The exercise.
Search the entries below. Return every line that has "Pakistan" in it.

-- START Data rows --

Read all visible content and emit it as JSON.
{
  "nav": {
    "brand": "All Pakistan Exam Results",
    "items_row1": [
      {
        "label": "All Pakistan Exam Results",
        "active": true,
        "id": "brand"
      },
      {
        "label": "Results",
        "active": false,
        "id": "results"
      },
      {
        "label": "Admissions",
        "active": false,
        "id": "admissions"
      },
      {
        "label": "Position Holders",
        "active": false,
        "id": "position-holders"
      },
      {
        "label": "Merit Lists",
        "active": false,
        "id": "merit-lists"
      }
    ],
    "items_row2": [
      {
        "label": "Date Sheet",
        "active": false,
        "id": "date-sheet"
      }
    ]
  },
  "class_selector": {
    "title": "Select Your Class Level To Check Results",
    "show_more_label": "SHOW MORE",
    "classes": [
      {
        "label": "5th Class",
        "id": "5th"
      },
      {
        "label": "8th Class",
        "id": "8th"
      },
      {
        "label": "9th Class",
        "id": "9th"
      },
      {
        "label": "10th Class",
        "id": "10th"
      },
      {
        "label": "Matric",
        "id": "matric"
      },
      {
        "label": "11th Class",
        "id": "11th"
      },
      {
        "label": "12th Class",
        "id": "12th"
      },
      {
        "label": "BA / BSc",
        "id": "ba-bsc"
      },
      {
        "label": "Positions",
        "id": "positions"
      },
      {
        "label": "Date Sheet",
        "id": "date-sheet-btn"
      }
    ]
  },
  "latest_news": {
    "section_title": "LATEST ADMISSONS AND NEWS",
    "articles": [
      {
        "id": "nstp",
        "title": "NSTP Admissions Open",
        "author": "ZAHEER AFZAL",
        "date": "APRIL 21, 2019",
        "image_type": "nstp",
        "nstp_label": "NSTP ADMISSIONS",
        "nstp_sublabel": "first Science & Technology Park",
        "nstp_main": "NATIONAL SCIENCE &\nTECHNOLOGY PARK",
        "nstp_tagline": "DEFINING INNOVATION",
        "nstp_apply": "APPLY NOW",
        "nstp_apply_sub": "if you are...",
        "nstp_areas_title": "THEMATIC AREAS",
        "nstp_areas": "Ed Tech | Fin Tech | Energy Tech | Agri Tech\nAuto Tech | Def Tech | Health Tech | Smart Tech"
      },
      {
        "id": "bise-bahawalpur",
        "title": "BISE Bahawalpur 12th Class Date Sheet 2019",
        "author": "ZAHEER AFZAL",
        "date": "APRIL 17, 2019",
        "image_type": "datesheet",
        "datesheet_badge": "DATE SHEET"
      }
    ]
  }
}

-- END Data rows --

Exercise output.
    "brand": "All Pakistan Exam Results",
        "label": "All Pakistan Exam Results",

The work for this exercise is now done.